-- Brief 1 --
Write out word for word the lines of the listing between the line holding "textarea-resize-handle[interactable] — [383, 39, 405, 41]" and the line holding "lockable-resources-checkbox[interactable] — [24, 191, 35, 203]", inclusive.

-- Text provided --
--- start ---
Kyamwao Village is a rural place that is situated in Muvuti. The area is very peaceful. It has a population of 840 people from 215 homesteads that host an average of four people each. The buildings here are built of bricks and have an iron sheet roofs, with some having grass-thatched roofs.
The most common livelihood in this area is farming. Each member has a farm where they till and harvest in a bid to sell their products to the market areas. Due to water scarcity and unreliable rain patterns, farming is only conducted when the rainy seasons approach. The Machakos County Government constructed a market area for the community where most women work as vendors of their farm products and sell them to passersby along the highway. Community members engage in small businesses such as salons, shops, welding, and wholesale product sales.
Our main entry point into Kyamwao Community is the Kwa Kalekye Self-Help Group (SHG), which is comprised of 40 farming households that are working together to address water and food scarcity in their region. We will work with the group on projects for up to 5 years in order to ensure that all 840 people living here have immediate access to a reliable source of water. These members will be our hands and feet in both constructing water projects and spreading the message of good hygiene and sanitation to everyone.
--- end ---
[Dataset items]
--- start ---
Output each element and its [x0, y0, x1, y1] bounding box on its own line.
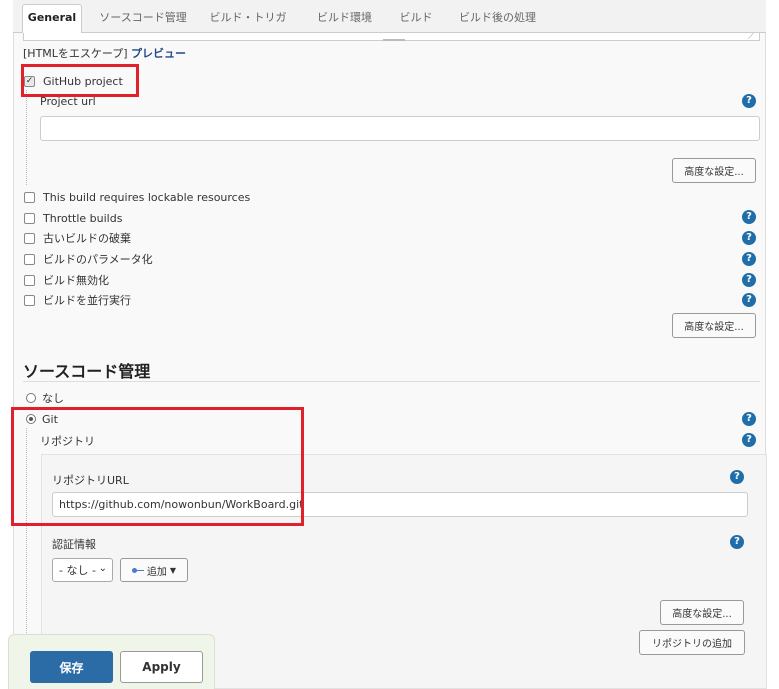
textarea-resize-handle[interactable] — [383, 39, 405, 41]
lockable-resources-label: This build requires lockable resources — [43, 190, 251, 204]
disable-build-help-icon[interactable]: ? — [742, 273, 756, 287]
save-button[interactable]: 保存 — [30, 651, 113, 683]
concurrent-builds-label: ビルドを並行実行 — [43, 294, 131, 307]
parameterized-build-checkbox[interactable] — [24, 253, 35, 265]
scm-none-radio[interactable] — [26, 393, 36, 403]
disable-build-checkbox[interactable] — [24, 274, 35, 286]
config-tab-bar: General ソースコード管理 ビルド・トリガ ビルド環境 ビルド ビルド後の… — [13, 0, 766, 34]
preview-link[interactable]: プレビュー — [131, 47, 186, 60]
parameterized-build-label: ビルドのパラメータ化 — [43, 253, 153, 266]
parameterized-build-help-icon[interactable]: ? — [742, 252, 756, 266]
tab-general[interactable]: General — [22, 4, 82, 34]
add-credentials-label: 追加 — [146, 566, 167, 578]
scm-section-title: ソースコード管理 — [23, 362, 151, 381]
option-parameterized-build[interactable]: ビルドのパラメータ化 — [24, 251, 153, 267]
tab-build-triggers[interactable]: ビルド・トリガ — [203, 6, 293, 33]
github-guide-line — [26, 90, 27, 185]
option-lockable-resources[interactable]: This build requires lockable resources — [24, 189, 250, 205]
project-url-help-icon[interactable]: ? — [742, 94, 756, 108]
option-disable-build[interactable]: ビルド無効化 — [24, 272, 109, 288]
tab-build-environment[interactable]: ビルド環境 — [307, 6, 382, 33]
option-concurrent-builds[interactable]: ビルドを並行実行 — [24, 292, 131, 308]
project-url-input[interactable] — [40, 116, 760, 141]
repository-url-help-icon[interactable]: ? — [730, 470, 744, 484]
escape-preview-line: [HTMLをエスケープ] プレビュー — [23, 45, 186, 61]
add-credentials-button[interactable]: 追加 ▼ — [120, 558, 188, 582]
lockable-resources-checkbox[interactable] — [24, 191, 35, 203]
credentials-help-icon[interactable]: ? — [730, 535, 744, 549]
credentials-select[interactable]: - なし - ⌄ — [52, 558, 113, 582]
throttle-builds-help-icon[interactable]: ? — [742, 210, 756, 224]
options-advanced-button[interactable]: 高度な設定... — [672, 313, 756, 338]
git-help-icon[interactable]: ? — [742, 412, 756, 426]
repositories-help-icon[interactable]: ? — [742, 433, 756, 447]
repository-url-highlight — [11, 407, 304, 526]
tab-source-code-management[interactable]: ソースコード管理 — [93, 6, 193, 33]
option-discard-old-builds[interactable]: 古いビルドの破棄 — [24, 230, 131, 246]
scm-none-option[interactable]: なし — [26, 391, 64, 405]
escape-html-label: [HTMLをエスケープ] — [23, 47, 128, 60]
throttle-builds-checkbox[interactable] — [24, 212, 35, 224]
discard-old-builds-help-icon[interactable]: ? — [742, 231, 756, 245]
resize-grip-icon[interactable]: ⟋ — [748, 33, 758, 41]
apply-button[interactable]: Apply — [120, 651, 203, 683]
tab-build[interactable]: ビルド — [391, 6, 441, 33]
add-repository-button[interactable]: リポジトリの追加 — [639, 630, 745, 655]
concurrent-builds-checkbox[interactable] — [24, 294, 35, 306]
github-project-highlight — [21, 64, 139, 97]
tab-post-build-actions[interactable]: ビルド後の処理 — [450, 6, 545, 33]
concurrent-builds-help-icon[interactable]: ? — [742, 293, 756, 307]
scm-none-label: なし — [42, 392, 64, 405]
caret-down-icon: ▼ — [169, 565, 177, 575]
scm-section-divider — [23, 381, 760, 382]
discard-old-builds-checkbox[interactable] — [24, 232, 35, 244]
chevron-down-icon: ⌄ — [98, 563, 107, 574]
credentials-label: 認証情報 — [52, 538, 96, 551]
option-throttle-builds[interactable]: Throttle builds — [24, 210, 122, 226]
discard-old-builds-label: 古いビルドの破棄 — [43, 232, 131, 245]
key-icon — [131, 567, 144, 573]
repository-advanced-button[interactable]: 高度な設定... — [660, 600, 744, 625]
throttle-builds-label: Throttle builds — [43, 211, 123, 225]
credentials-selected-value: - なし - — [59, 564, 96, 577]
disable-build-label: ビルド無効化 — [43, 274, 109, 287]
github-advanced-button[interactable]: 高度な設定... — [672, 158, 756, 183]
--- end ---
-- Brief 2 --
Give again, word for word, the part of the Kyamwao Village text between "The most common" and "wholesale product sales.", inclusive.

-- Correct output 1 --
textarea-resize-handle[interactable] — [383, 39, 405, 41]
lockable-resources-label: This build requires lockable resources — [43, 190, 251, 204]
disable-build-help-icon[interactable]: ? — [742, 273, 756, 287]
save-button[interactable]: 保存 — [30, 651, 113, 683]
concurrent-builds-label: ビルドを並行実行 — [43, 294, 131, 307]
parameterized-build-checkbox[interactable] — [24, 253, 35, 265]
scm-none-radio[interactable] — [26, 393, 36, 403]
disable-build-checkbox[interactable] — [24, 274, 35, 286]
config-tab-bar: General ソースコード管理 ビルド・トリガ ビルド環境 ビルド ビルド後の… — [13, 0, 766, 34]
preview-link[interactable]: プレビュー — [131, 47, 186, 60]
parameterized-build-label: ビルドのパラメータ化 — [43, 253, 153, 266]
parameterized-build-help-icon[interactable]: ? — [742, 252, 756, 266]
tab-general[interactable]: General — [22, 4, 82, 34]
add-credentials-label: 追加 — [146, 566, 167, 578]
scm-section-title: ソースコード管理 — [23, 362, 151, 381]
option-parameterized-build[interactable]: ビルドのパラメータ化 — [24, 251, 153, 267]
tab-build-triggers[interactable]: ビルド・トリガ — [203, 6, 293, 33]
github-guide-line — [26, 90, 27, 185]
option-lockable-resources[interactable]: This build requires lockable resources — [24, 189, 250, 205]
project-url-help-icon[interactable]: ? — [742, 94, 756, 108]
option-disable-build[interactable]: ビルド無効化 — [24, 272, 109, 288]
tab-build-environment[interactable]: ビルド環境 — [307, 6, 382, 33]
option-concurrent-builds[interactable]: ビルドを並行実行 — [24, 292, 131, 308]
project-url-input[interactable] — [40, 116, 760, 141]
repository-url-help-icon[interactable]: ? — [730, 470, 744, 484]
escape-preview-line: [HTMLをエスケープ] プレビュー — [23, 45, 186, 61]
add-credentials-button[interactable]: 追加 ▼ — [120, 558, 188, 582]
lockable-resources-checkbox[interactable] — [24, 191, 35, 203]

-- Correct output 2 --
The most common livelihood in this area is farming. Each member has a farm where they till and harvest in a bid to sell their products to the market areas. Due to water scarcity and unreliable rain patterns, farming is only conducted when the rainy seasons approach. The Machakos County Government constructed a market area for the community where most women work as vendors of their farm products and sell them to passersby along the highway. Community members engage in small businesses such as salons, shops, welding, and wholesale product sales.